- _What you will do_
Pull every line of the entries that has the word "Paint".

[Records]

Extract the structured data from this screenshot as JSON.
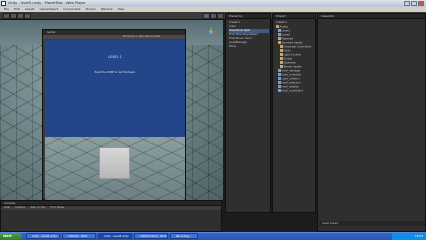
{
  "window": {
    "title": "Unity - level5.unity - PlanetTest - Web Player"
  },
  "menu": [
    "File",
    "Edit",
    "Assets",
    "GameObject",
    "Component",
    "Terrain",
    "Window",
    "Help"
  ],
  "toolbar": {
    "layers_label": "Layers",
    "layout_label": "Layout"
  },
  "game_view": {
    "tab": "Game",
    "tools": "Maximize on Play  Gizmos  Stats",
    "level_text": "LEVEL 1",
    "message_text": "Push the CUBE to red thinhead."
  },
  "hierarchy": {
    "title": "Hierarchy",
    "items": [
      "Create ▾",
      "Cube",
      "Directional light",
      "Floor Bounding Object",
      "First Person Cont...",
      "LevelManager",
      "Plane"
    ]
  },
  "project": {
    "title": "Project",
    "items": [
      "Create ▾",
      "Assets",
      "Level1",
      "Level2",
      "Materials",
      "Standard Assets",
      "Character Controllers",
      "Fonts",
      "Light Cookies",
      "Scripts",
      "Skyboxes",
      "Terrain Assets",
      "level_manager",
      "level_controller",
      "cube_collision",
      "level_selection",
      "level_rotation",
      "level_controller2"
    ]
  },
  "inspector": {
    "title": "Inspector",
    "footer": "Asset Labels"
  },
  "console": {
    "title": "Console",
    "buttons": [
      "Clear",
      "Collapse",
      "Clear on Play",
      "Error Pause"
    ]
  },
  "taskbar": {
    "start": "start",
    "tasks": [
      "Unity - level5.unity...",
      "Untitled - Paint",
      "Unity - level5.unity",
      "Untitled Paint - Paint",
      "Recording..."
    ],
    "clock": "10:53"
  }
}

- _Solution to the exercise_
      "Untitled - Paint",
      "Untitled Paint - Paint",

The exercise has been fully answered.